## GIVEN PROBLEM:
Return the records in full, exactly as given.

::: LISTED RECORDS

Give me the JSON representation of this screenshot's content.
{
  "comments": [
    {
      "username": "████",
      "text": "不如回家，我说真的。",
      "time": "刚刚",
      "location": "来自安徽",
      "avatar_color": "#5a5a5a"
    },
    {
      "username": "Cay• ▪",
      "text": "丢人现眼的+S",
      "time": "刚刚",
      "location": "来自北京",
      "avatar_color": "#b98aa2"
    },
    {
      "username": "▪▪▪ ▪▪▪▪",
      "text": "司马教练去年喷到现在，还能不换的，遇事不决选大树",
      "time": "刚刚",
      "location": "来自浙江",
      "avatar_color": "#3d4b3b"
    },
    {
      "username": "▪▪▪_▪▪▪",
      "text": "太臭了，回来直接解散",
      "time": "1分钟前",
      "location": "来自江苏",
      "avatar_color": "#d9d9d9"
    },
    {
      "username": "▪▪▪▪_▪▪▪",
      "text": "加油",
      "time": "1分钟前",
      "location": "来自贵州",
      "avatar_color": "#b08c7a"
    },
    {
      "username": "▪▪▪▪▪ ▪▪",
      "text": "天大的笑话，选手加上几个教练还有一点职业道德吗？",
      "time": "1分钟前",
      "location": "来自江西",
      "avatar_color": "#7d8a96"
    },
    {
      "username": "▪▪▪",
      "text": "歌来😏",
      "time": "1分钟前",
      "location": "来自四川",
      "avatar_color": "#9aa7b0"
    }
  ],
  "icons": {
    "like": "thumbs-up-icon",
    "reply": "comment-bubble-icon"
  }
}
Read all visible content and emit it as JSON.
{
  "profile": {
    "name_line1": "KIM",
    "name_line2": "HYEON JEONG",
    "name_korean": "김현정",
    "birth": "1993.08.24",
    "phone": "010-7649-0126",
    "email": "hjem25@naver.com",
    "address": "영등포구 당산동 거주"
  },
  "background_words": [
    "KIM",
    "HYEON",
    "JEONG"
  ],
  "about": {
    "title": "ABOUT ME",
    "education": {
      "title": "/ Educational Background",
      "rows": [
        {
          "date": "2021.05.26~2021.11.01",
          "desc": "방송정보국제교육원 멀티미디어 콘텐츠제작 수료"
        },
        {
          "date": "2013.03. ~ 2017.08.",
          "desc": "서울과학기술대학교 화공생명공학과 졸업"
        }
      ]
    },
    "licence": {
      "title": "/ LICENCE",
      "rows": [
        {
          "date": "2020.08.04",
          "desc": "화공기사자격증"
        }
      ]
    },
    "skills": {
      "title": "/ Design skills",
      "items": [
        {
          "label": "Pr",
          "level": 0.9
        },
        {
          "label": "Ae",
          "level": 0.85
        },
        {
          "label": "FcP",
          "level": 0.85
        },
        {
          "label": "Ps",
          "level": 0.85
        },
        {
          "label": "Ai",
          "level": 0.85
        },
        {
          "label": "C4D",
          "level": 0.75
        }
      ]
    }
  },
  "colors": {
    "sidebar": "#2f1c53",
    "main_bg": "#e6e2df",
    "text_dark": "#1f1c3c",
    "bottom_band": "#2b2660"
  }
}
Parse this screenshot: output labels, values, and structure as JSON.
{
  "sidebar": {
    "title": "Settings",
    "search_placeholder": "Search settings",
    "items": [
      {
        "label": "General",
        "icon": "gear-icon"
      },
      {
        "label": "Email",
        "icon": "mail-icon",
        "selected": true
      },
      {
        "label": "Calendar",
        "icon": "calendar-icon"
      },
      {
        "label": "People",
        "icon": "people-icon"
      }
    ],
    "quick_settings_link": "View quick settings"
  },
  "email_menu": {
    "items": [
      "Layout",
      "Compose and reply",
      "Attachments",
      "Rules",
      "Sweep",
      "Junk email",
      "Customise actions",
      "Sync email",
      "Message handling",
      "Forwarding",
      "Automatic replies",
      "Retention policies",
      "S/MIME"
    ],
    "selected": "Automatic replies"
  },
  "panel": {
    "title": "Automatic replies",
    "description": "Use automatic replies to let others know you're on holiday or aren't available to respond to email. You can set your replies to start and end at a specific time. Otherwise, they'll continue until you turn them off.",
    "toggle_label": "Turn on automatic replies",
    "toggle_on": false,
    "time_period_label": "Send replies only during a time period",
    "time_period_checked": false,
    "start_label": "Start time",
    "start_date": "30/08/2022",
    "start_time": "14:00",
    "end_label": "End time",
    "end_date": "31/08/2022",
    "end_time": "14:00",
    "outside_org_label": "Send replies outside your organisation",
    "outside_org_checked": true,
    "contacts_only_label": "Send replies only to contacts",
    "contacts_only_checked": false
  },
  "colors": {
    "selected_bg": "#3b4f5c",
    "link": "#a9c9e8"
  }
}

::::::

## OUTPUT FOR THIS EXERCISE:
Give me the JSON representation of this screenshot's content.
{
  "comments": [
    {
      "username": "████",
      "text": "不如回家，我说真的。",
      "time": "刚刚",
      "location": "来自安徽",
      "avatar_color": "#5a5a5a"
    },
    {
      "username": "Cay• ▪",
      "text": "丢人现眼的+S",
      "time": "刚刚",
      "location": "来自北京",
      "avatar_color": "#b98aa2"
    },
    {
      "username": "▪▪▪ ▪▪▪▪",
      "text": "司马教练去年喷到现在，还能不换的，遇事不决选大树",
      "time": "刚刚",
      "location": "来自浙江",
      "avatar_color": "#3d4b3b"
    },
    {
      "username": "▪▪▪_▪▪▪",
      "text": "太臭了，回来直接解散",
      "time": "1分钟前",
      "location": "来自江苏",
      "avatar_color": "#d9d9d9"
    },
    {
      "username": "▪▪▪▪_▪▪▪",
      "text": "加油",
      "time": "1分钟前",
      "location": "来自贵州",
      "avatar_color": "#b08c7a"
    },
    {
      "username": "▪▪▪▪▪ ▪▪",
      "text": "天大的笑话，选手加上几个教练还有一点职业道德吗？",
      "time": "1分钟前",
      "location": "来自江西",
      "avatar_color": "#7d8a96"
    },
    {
      "username": "▪▪▪",
      "text": "歌来😏",
      "time": "1分钟前",
      "location": "来自四川",
      "avatar_color": "#9aa7b0"
    }
  ],
  "icons": {
    "like": "thumbs-up-icon",
    "reply": "comment-bubble-icon"
  }
}
Read all visible content and emit it as JSON.
{
  "profile": {
    "name_line1": "KIM",
    "name_line2": "HYEON JEONG",
    "name_korean": "김현정",
    "birth": "1993.08.24",
    "phone": "010-7649-0126",
    "email": "hjem25@naver.com",
    "address": "영등포구 당산동 거주"
  },
  "background_words": [
    "KIM",
    "HYEON",
    "JEONG"
  ],
  "about": {
    "title": "ABOUT ME",
    "education": {
      "title": "/ Educational Background",
      "rows": [
        {
          "date": "2021.05.26~2021.11.01",
          "desc": "방송정보국제교육원 멀티미디어 콘텐츠제작 수료"
        },
        {
          "date": "2013.03. ~ 2017.08.",
          "desc": "서울과학기술대학교 화공생명공학과 졸업"
        }
      ]
    },
    "licence": {
      "title": "/ LICENCE",
      "rows": [
        {
          "date": "2020.08.04",
          "desc": "화공기사자격증"
        }
      ]
    },
    "skills": {
      "title": "/ Design skills",
      "items": [
        {
          "label": "Pr",
          "level": 0.9
        },
        {
          "label": "Ae",
          "level": 0.85
        },
        {
          "label": "FcP",
          "level": 0.85
        },
        {
          "label": "Ps",
          "level": 0.85
        },
        {
          "label": "Ai",
          "level": 0.85
        },
        {
          "label": "C4D",
          "level": 0.75
        }
      ]
    }
  },
  "colors": {
    "sidebar": "#2f1c53",
    "main_bg": "#e6e2df",
    "text_dark": "#1f1c3c",
    "bottom_band": "#2b2660"
  }
}
Parse this screenshot: output labels, values, and structure as JSON.
{
  "sidebar": {
    "title": "Settings",
    "search_placeholder": "Search settings",
    "items": [
      {
        "label": "General",
        "icon": "gear-icon"
      },
      {
        "label": "Email",
        "icon": "mail-icon",
        "selected": true
      },
      {
        "label": "Calendar",
        "icon": "calendar-icon"
      },
      {
        "label": "People",
        "icon": "people-icon"
      }
    ],
    "quick_settings_link": "View quick settings"
  },
  "email_menu": {
    "items": [
      "Layout",
      "Compose and reply",
      "Attachments",
      "Rules",
      "Sweep",
      "Junk email",
      "Customise actions",
      "Sync email",
      "Message handling",
      "Forwarding",
      "Automatic replies",
      "Retention policies",
      "S/MIME"
    ],
    "selected": "Automatic replies"
  },
  "panel": {
    "title": "Automatic replies",
    "description": "Use automatic replies to let others know you're on holiday or aren't available to respond to email. You can set your replies to start and end at a specific time. Otherwise, they'll continue until you turn them off.",
    "toggle_label": "Turn on automatic replies",
    "toggle_on": false,
    "time_period_label": "Send replies only during a time period",
    "time_period_checked": false,
    "start_label": "Start time",
    "start_date": "30/08/2022",
    "start_time": "14:00",
    "end_label": "End time",
    "end_date": "31/08/2022",
    "end_time": "14:00",
    "outside_org_label": "Send replies outside your organisation",
    "outside_org_checked": true,
    "contacts_only_label": "Send replies only to contacts",
    "contacts_only_checked": false
  },
  "colors": {
    "selected_bg": "#3b4f5c",
    "link": "#a9c9e8"
  }
}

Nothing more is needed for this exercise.